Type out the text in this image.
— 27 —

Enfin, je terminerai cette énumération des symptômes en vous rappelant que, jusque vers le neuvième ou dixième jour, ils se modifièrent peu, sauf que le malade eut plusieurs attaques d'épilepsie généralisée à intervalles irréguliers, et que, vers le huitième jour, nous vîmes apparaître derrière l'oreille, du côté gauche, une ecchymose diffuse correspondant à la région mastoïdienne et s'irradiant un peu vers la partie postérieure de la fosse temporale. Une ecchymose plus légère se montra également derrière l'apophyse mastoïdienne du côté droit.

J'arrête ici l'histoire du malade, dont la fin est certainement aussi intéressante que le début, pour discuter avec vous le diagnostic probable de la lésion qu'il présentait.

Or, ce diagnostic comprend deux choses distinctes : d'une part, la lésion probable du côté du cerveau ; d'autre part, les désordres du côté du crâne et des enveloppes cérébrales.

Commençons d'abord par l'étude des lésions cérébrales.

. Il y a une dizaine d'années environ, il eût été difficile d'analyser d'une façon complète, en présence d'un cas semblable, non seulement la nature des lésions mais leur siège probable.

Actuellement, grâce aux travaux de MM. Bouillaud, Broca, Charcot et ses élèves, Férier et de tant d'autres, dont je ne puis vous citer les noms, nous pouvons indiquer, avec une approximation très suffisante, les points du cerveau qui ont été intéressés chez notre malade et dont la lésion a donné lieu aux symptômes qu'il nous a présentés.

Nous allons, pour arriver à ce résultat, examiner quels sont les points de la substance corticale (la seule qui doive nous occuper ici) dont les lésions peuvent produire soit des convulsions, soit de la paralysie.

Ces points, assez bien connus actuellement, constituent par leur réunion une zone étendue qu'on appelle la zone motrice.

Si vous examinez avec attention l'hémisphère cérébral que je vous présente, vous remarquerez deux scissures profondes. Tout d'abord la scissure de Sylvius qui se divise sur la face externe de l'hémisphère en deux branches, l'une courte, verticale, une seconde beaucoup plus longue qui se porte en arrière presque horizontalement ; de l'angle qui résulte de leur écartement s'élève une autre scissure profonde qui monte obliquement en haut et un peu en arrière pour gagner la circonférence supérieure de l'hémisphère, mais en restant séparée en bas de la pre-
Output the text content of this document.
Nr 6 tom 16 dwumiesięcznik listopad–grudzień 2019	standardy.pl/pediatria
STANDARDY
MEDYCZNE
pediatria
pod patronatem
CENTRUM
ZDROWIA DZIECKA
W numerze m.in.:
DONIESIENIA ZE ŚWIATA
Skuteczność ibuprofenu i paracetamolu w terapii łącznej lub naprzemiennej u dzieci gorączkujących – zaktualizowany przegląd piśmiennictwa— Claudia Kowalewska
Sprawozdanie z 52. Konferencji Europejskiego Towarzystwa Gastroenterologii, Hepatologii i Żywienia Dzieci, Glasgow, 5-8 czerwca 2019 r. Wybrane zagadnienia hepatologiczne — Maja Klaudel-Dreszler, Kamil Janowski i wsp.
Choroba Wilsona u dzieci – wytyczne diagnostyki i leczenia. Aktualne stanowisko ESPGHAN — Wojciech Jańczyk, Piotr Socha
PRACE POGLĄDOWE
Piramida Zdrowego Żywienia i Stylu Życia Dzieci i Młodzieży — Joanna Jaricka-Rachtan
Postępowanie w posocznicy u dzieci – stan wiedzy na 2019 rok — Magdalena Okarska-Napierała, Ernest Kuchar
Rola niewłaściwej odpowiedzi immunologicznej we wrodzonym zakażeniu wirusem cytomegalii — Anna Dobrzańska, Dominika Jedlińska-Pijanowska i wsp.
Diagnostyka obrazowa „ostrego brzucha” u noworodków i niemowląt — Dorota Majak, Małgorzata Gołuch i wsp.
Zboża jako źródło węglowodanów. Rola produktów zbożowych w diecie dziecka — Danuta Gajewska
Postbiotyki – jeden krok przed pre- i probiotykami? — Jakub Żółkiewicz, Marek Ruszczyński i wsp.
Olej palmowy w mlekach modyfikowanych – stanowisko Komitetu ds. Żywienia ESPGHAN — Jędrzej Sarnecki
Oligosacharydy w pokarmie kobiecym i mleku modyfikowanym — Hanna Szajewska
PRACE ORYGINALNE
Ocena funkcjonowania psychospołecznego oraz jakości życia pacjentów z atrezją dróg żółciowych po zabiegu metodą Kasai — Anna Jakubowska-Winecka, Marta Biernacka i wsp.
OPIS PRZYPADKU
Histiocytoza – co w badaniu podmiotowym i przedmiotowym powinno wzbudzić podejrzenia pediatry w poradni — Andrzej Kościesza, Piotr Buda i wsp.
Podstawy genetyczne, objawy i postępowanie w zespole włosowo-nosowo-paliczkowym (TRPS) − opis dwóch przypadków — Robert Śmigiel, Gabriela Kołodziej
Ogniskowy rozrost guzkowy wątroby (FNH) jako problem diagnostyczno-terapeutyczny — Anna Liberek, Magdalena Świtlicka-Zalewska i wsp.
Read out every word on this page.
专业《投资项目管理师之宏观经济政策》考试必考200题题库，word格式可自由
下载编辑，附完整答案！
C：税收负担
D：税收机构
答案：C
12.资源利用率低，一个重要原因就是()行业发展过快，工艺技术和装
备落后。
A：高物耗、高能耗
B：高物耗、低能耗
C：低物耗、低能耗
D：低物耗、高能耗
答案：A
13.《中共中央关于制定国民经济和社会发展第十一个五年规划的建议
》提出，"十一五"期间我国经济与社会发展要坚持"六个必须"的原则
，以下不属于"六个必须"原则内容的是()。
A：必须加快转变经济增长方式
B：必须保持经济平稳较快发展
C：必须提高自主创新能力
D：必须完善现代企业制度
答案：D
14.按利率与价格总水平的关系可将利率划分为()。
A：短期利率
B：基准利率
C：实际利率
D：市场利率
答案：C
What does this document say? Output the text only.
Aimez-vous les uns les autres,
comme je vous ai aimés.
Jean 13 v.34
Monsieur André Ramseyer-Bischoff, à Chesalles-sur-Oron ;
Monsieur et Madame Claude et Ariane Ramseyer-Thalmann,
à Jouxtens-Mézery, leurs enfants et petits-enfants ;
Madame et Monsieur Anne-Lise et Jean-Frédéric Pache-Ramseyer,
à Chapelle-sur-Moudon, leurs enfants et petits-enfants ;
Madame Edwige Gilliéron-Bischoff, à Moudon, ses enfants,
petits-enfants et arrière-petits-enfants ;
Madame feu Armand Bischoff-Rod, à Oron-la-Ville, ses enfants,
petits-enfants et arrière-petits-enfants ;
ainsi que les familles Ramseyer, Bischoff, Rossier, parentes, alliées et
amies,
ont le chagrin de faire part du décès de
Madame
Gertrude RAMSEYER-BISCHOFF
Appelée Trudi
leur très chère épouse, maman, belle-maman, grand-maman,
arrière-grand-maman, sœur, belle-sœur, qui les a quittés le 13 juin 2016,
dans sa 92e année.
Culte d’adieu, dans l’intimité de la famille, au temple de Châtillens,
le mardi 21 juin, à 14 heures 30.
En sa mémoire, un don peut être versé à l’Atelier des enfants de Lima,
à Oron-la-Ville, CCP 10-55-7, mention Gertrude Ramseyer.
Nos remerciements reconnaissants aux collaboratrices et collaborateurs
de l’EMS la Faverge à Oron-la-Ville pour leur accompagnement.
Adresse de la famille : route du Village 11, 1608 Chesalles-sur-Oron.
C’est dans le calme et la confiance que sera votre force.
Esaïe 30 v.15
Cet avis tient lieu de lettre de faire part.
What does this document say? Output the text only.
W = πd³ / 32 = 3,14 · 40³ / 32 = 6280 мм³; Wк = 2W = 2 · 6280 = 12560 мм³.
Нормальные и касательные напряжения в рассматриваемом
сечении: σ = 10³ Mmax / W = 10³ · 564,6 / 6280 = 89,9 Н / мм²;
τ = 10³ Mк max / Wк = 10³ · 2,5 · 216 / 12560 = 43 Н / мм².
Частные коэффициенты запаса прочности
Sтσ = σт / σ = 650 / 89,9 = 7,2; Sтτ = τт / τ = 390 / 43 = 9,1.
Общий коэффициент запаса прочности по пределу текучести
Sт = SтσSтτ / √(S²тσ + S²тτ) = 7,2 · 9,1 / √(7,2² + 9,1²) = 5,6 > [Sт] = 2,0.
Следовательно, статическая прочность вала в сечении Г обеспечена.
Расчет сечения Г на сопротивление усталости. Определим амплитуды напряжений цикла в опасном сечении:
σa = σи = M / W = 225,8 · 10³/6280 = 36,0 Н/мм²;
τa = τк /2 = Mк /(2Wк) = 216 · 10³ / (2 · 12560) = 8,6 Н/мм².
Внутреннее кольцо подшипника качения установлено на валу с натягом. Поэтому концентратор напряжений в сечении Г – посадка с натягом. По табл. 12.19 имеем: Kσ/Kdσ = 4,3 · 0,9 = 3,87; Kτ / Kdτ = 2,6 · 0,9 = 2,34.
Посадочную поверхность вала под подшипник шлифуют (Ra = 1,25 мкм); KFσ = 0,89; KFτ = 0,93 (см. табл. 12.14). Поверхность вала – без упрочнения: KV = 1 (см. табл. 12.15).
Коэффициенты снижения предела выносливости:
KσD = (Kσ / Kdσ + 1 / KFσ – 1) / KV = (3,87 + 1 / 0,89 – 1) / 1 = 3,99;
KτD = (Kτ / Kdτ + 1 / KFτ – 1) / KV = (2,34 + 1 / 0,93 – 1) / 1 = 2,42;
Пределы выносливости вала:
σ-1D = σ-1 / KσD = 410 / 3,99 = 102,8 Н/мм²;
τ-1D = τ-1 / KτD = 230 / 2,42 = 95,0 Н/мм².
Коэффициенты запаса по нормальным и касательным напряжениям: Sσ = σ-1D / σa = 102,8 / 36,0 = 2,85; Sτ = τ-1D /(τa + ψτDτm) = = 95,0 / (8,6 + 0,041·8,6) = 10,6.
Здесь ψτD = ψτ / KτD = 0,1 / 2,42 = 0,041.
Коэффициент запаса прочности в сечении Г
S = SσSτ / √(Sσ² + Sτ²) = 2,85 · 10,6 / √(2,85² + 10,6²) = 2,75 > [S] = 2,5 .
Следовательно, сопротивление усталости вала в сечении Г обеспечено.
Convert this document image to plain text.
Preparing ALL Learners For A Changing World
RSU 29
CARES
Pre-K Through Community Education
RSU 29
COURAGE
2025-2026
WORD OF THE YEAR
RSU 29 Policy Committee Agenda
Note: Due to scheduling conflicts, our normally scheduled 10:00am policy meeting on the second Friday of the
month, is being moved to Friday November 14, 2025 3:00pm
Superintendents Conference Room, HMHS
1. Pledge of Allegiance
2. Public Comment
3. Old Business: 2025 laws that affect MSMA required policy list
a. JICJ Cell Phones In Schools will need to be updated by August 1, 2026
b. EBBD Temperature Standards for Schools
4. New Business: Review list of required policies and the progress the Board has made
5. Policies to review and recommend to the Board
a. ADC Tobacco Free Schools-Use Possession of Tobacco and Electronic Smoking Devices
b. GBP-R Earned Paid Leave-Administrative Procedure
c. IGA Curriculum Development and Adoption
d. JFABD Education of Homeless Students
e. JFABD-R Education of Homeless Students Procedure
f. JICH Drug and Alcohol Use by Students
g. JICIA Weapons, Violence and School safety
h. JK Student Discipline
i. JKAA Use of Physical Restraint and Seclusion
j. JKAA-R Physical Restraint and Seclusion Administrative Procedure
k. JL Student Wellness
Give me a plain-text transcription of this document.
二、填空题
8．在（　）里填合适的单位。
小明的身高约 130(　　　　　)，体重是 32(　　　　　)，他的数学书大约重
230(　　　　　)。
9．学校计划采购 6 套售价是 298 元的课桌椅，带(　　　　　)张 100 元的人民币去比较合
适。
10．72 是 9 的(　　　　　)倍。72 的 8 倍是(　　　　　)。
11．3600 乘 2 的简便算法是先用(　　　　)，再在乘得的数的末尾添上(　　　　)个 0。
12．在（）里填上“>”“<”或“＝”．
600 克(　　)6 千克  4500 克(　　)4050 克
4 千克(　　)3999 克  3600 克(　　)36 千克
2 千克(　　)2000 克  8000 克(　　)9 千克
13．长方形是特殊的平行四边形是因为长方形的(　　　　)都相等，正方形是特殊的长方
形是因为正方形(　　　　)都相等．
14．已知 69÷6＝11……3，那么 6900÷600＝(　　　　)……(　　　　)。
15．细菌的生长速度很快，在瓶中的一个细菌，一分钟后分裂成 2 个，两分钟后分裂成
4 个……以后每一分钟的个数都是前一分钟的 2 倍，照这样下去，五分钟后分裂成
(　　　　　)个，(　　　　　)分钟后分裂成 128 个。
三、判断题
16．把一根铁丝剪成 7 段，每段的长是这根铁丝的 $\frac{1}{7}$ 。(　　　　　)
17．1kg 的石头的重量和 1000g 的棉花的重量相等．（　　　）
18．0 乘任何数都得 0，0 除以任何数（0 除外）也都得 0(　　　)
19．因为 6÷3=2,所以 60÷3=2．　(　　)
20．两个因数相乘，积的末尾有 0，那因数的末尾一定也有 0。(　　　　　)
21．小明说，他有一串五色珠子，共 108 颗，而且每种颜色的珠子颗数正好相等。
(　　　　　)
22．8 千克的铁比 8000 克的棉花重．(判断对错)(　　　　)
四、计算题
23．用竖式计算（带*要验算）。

Goal of the exercise :: Working from the listing above, pick out every line that has "Magdalena" and copy it.

Solution to the exercise ::
Postępowanie w posocznicy u dzieci – stan wiedzy na 2019 rok — Magdalena Okarska-Napierała, Ernest Kuchar
Ogniskowy rozrost guzkowy wątroby (FNH) jako problem diagnostyczno-terapeutyczny — Anna Liberek, Magdalena Świtlicka-Zalewska i wsp.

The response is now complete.